- YOUR TASK
Return every line of the data below that includes the string "O₁O₂".

- RECORD EXTRACTS

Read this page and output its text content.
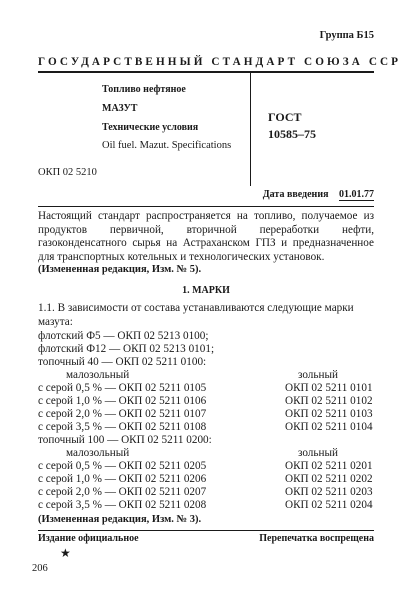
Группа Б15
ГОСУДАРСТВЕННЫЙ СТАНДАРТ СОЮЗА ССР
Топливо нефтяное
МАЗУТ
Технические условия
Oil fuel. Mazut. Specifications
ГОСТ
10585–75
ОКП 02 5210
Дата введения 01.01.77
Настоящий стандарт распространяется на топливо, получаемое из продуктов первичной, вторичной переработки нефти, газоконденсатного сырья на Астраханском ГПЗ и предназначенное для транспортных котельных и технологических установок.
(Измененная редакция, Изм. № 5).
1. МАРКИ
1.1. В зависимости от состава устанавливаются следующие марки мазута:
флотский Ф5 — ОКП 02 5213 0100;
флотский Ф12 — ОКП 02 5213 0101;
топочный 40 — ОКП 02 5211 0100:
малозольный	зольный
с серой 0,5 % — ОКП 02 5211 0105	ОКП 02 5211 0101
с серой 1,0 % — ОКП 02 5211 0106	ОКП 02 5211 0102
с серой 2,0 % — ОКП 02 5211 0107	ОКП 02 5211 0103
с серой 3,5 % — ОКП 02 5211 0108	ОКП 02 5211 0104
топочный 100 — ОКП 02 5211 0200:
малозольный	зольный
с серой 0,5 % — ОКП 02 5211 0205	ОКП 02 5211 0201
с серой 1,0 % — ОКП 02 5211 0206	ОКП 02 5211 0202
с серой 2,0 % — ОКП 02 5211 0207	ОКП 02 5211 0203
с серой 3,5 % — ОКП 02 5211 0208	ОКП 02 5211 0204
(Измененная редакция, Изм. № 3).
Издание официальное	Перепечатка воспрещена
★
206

...

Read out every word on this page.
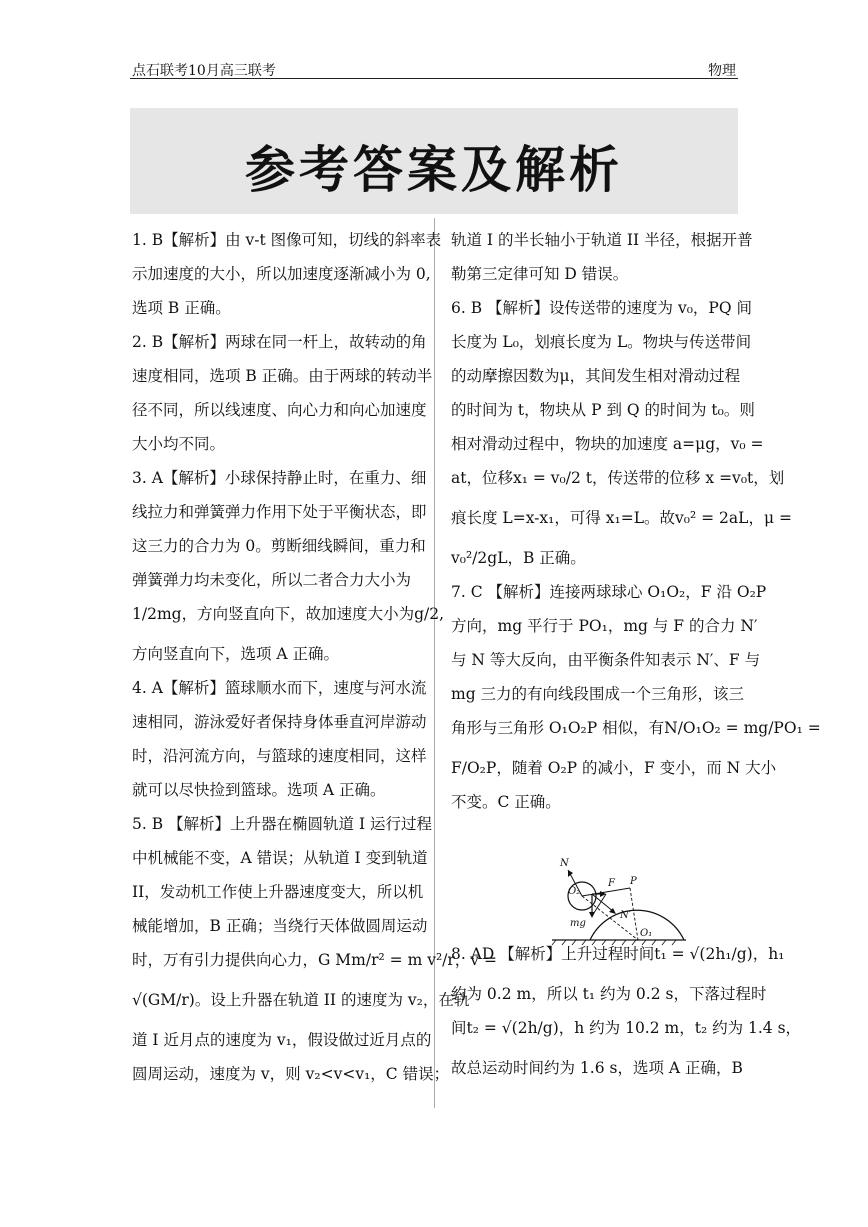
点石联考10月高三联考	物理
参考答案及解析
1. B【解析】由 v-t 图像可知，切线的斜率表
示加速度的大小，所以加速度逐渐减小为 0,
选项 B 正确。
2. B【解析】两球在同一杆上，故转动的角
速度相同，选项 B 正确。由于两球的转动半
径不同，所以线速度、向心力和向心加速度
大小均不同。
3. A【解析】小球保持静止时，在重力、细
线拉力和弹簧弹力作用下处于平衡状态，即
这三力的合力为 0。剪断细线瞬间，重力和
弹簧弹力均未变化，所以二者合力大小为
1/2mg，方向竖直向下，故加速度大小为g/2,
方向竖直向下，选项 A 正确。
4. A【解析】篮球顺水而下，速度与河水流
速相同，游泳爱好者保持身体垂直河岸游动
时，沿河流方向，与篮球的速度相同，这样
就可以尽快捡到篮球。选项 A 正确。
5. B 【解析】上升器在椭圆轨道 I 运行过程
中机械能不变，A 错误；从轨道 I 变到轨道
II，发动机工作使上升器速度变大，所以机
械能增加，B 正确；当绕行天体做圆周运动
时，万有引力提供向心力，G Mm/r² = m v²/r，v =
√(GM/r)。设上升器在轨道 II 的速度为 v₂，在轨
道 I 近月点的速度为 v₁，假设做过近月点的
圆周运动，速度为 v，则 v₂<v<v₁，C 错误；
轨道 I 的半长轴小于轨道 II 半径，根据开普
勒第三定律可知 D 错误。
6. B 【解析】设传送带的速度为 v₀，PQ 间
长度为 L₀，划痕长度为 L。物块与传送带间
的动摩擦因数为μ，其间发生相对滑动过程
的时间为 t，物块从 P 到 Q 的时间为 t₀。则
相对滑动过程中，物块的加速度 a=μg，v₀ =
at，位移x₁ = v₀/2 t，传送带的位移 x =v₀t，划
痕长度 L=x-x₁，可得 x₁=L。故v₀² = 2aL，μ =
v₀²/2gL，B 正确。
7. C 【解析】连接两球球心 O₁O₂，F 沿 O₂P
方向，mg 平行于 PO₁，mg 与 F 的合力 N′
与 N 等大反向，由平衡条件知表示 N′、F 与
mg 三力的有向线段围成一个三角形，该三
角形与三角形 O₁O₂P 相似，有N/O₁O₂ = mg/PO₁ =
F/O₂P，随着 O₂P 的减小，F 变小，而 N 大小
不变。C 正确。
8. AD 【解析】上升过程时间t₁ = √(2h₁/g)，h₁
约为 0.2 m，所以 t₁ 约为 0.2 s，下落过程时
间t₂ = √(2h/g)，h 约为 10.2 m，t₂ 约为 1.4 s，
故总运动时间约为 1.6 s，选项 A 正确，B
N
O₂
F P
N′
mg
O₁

- RESPONSE
7. C 【解析】连接两球球心 O₁O₂，F 沿 O₂P
角形与三角形 O₁O₂P 相似，有N/O₁O₂ = mg/PO₁ =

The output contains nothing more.